- [EXERCISE TASK]:
Transcribe the listing that follows in full, omitting pictures.

Dataset items
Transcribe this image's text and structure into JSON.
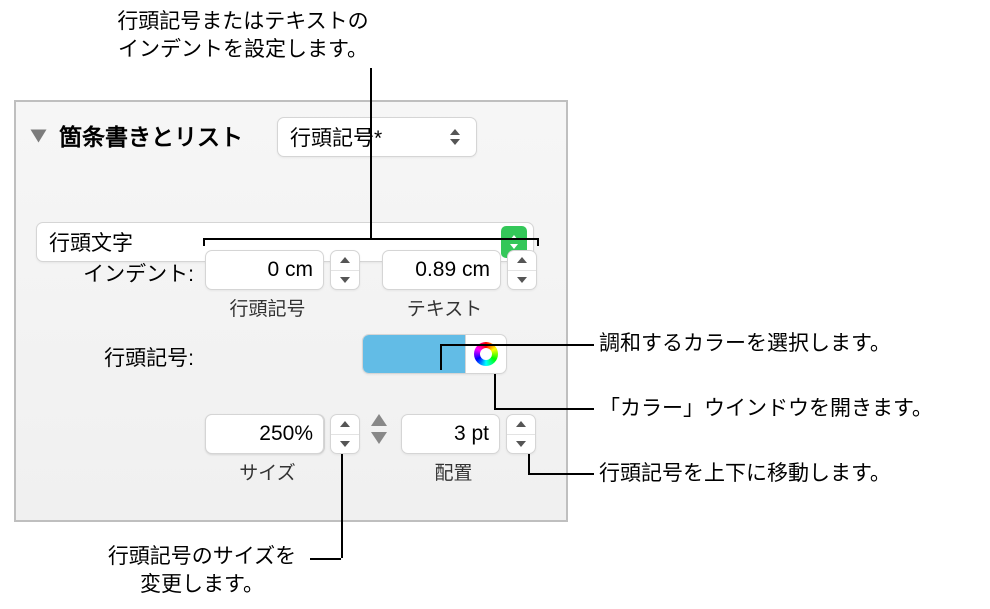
{
  "callouts": {
    "indent": "行頭記号またはテキストの\nインデントを設定します。",
    "size": "行頭記号のサイズを\n変更します。",
    "matchColor": "調和するカラーを選択します。",
    "colorWindow": "「カラー」ウインドウを開きます。",
    "alignMove": "行頭記号を上下に移動します。"
  },
  "section": {
    "title": "箇条書きとリスト"
  },
  "style_popup": {
    "value": "行頭記号*"
  },
  "bullet_type_popup": {
    "value": "行頭文字"
  },
  "indent": {
    "label": "インデント:",
    "bullet": {
      "value": "0 cm",
      "sublabel": "行頭記号"
    },
    "text": {
      "value": "0.89 cm",
      "sublabel": "テキスト"
    }
  },
  "bullet": {
    "label": "行頭記号:",
    "char_popup": {
      "value": "★"
    }
  },
  "size": {
    "value": "250%",
    "sublabel": "サイズ"
  },
  "align": {
    "value": "3 pt",
    "sublabel": "配置"
  }
}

- [FULL SOLUTION]:
Transcribe this image's text and structure into JSON.
{
  "callouts": {
    "indent": "行頭記号またはテキストの\nインデントを設定します。",
    "size": "行頭記号のサイズを\n変更します。",
    "matchColor": "調和するカラーを選択します。",
    "colorWindow": "「カラー」ウインドウを開きます。",
    "alignMove": "行頭記号を上下に移動します。"
  },
  "section": {
    "title": "箇条書きとリスト"
  },
  "style_popup": {
    "value": "行頭記号*"
  },
  "bullet_type_popup": {
    "value": "行頭文字"
  },
  "indent": {
    "label": "インデント:",
    "bullet": {
      "value": "0 cm",
      "sublabel": "行頭記号"
    },
    "text": {
      "value": "0.89 cm",
      "sublabel": "テキスト"
    }
  },
  "bullet": {
    "label": "行頭記号:",
    "char_popup": {
      "value": "★"
    }
  },
  "size": {
    "value": "250%",
    "sublabel": "サイズ"
  },
  "align": {
    "value": "3 pt",
    "sublabel": "配置"
  }
}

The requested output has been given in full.